▶ _Extracted records_:
+++++
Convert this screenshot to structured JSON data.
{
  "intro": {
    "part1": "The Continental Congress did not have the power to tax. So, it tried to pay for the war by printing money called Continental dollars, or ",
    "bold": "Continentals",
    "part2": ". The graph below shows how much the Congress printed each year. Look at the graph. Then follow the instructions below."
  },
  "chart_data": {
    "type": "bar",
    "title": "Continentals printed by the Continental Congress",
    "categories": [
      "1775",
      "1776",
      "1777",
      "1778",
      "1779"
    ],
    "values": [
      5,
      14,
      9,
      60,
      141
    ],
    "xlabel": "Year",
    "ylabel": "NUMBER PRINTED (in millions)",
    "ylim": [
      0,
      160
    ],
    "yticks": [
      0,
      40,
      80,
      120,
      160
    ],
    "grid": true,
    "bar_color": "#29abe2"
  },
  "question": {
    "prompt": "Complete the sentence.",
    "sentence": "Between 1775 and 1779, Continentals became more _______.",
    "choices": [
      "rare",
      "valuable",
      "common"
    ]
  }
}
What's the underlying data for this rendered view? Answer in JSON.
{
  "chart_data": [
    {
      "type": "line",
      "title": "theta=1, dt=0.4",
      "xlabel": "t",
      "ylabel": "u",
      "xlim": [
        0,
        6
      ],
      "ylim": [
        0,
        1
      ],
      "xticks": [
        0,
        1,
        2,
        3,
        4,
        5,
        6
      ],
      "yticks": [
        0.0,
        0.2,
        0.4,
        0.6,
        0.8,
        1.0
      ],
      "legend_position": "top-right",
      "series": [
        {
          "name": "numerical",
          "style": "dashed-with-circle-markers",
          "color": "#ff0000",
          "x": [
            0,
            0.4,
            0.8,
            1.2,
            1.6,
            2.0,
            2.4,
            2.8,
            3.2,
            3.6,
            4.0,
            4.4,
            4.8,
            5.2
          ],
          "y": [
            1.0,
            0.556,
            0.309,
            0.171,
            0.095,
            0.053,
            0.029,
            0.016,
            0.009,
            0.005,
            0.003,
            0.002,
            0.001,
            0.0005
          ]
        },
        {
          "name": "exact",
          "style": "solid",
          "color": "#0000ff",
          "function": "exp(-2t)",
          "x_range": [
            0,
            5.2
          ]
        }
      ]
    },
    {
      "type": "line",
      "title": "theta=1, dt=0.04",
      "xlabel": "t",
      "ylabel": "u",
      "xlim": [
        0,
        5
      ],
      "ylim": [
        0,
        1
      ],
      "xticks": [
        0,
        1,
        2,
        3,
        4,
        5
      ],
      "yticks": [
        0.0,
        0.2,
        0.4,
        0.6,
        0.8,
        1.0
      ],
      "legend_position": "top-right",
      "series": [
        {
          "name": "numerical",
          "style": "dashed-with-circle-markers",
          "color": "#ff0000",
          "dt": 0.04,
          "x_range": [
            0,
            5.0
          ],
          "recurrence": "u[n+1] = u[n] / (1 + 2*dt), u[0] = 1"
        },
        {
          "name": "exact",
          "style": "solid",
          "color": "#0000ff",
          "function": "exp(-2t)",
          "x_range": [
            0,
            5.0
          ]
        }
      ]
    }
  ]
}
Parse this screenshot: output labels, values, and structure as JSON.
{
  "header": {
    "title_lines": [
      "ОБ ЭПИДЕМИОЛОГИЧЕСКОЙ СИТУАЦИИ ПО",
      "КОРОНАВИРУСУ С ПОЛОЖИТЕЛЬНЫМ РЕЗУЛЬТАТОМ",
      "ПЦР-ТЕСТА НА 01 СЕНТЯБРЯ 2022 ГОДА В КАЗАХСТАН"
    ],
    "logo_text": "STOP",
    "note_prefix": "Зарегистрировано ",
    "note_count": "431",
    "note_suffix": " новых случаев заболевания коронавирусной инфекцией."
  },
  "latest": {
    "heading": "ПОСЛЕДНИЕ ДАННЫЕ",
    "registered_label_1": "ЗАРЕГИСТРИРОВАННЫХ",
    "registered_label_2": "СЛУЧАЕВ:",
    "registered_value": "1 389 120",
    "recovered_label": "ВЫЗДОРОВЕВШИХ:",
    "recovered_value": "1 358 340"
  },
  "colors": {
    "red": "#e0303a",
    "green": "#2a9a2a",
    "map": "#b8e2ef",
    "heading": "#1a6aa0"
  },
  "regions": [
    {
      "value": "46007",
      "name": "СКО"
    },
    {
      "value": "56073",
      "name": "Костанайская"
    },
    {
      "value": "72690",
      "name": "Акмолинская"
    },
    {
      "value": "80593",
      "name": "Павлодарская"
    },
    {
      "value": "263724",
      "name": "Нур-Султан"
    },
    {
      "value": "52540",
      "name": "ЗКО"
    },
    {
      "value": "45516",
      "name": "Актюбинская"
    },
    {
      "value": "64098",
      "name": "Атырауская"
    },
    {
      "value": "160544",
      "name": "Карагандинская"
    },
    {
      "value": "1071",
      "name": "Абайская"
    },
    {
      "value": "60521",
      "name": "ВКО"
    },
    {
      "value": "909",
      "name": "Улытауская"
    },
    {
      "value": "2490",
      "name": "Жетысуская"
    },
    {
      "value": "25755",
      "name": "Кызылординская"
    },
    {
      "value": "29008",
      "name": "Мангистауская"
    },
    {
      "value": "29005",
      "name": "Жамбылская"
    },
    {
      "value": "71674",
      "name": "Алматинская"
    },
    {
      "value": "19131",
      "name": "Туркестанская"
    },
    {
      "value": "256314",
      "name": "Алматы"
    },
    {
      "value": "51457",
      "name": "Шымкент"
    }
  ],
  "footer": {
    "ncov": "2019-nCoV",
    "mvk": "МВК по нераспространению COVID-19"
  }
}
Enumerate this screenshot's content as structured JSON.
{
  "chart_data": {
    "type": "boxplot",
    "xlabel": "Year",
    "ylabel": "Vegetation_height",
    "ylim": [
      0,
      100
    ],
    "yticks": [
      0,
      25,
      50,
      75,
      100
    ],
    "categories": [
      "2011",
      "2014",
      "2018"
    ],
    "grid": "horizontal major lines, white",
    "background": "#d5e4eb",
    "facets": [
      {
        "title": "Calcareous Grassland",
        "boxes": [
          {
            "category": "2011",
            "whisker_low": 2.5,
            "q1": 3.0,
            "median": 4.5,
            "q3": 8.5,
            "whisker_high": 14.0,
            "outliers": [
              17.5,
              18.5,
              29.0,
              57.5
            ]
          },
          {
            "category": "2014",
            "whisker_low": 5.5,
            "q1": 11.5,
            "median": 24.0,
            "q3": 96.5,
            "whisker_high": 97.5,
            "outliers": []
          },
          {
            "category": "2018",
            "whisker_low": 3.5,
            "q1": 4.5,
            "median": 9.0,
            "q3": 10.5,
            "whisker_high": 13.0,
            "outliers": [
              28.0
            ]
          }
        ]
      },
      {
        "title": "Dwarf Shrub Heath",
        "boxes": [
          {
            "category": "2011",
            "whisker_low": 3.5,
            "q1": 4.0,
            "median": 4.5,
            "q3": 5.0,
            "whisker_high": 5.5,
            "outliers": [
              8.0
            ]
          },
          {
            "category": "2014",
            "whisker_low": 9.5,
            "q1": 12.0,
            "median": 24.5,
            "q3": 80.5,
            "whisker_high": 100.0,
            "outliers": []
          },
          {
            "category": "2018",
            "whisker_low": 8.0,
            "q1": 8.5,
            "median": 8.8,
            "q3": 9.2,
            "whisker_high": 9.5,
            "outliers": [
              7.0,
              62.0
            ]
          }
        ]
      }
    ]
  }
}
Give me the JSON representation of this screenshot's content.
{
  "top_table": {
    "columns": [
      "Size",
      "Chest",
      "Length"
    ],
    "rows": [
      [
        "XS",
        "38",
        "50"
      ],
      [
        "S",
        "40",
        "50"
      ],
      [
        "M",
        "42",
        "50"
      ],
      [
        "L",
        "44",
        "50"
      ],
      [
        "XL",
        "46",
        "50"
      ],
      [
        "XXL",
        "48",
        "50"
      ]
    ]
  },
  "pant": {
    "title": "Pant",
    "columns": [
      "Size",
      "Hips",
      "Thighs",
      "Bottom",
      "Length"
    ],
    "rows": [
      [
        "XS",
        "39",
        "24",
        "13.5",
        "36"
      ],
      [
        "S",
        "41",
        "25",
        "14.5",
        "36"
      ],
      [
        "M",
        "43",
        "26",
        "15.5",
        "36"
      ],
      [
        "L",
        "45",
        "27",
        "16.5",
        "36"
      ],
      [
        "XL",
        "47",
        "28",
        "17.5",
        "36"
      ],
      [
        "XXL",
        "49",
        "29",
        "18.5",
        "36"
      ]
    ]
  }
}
+++++
▶ _PROBLEM TO WORK ON_: Only the lines from the one with "Give me the" through the end of the material are wanted; copy them exactly, both ends included.

▶ _ANSWER FOR THE TASK_:
Give me the JSON representation of this screenshot's content.
{
  "top_table": {
    "columns": [
      "Size",
      "Chest",
      "Length"
    ],
    "rows": [
      [
        "XS",
        "38",
        "50"
      ],
      [
        "S",
        "40",
        "50"
      ],
      [
        "M",
        "42",
        "50"
      ],
      [
        "L",
        "44",
        "50"
      ],
      [
        "XL",
        "46",
        "50"
      ],
      [
        "XXL",
        "48",
        "50"
      ]
    ]
  },
  "pant": {
    "title": "Pant",
    "columns": [
      "Size",
      "Hips",
      "Thighs",
      "Bottom",
      "Length"
    ],
    "rows": [
      [
        "XS",
        "39",
        "24",
        "13.5",
        "36"
      ],
      [
        "S",
        "41",
        "25",
        "14.5",
        "36"
      ],
      [
        "M",
        "43",
        "26",
        "15.5",
        "36"
      ],
      [
        "L",
        "45",
        "27",
        "16.5",
        "36"
      ],
      [
        "XL",
        "47",
        "28",
        "17.5",
        "36"
      ],
      [
        "XXL",
        "49",
        "29",
        "18.5",
        "36"
      ]
    ]
  }
}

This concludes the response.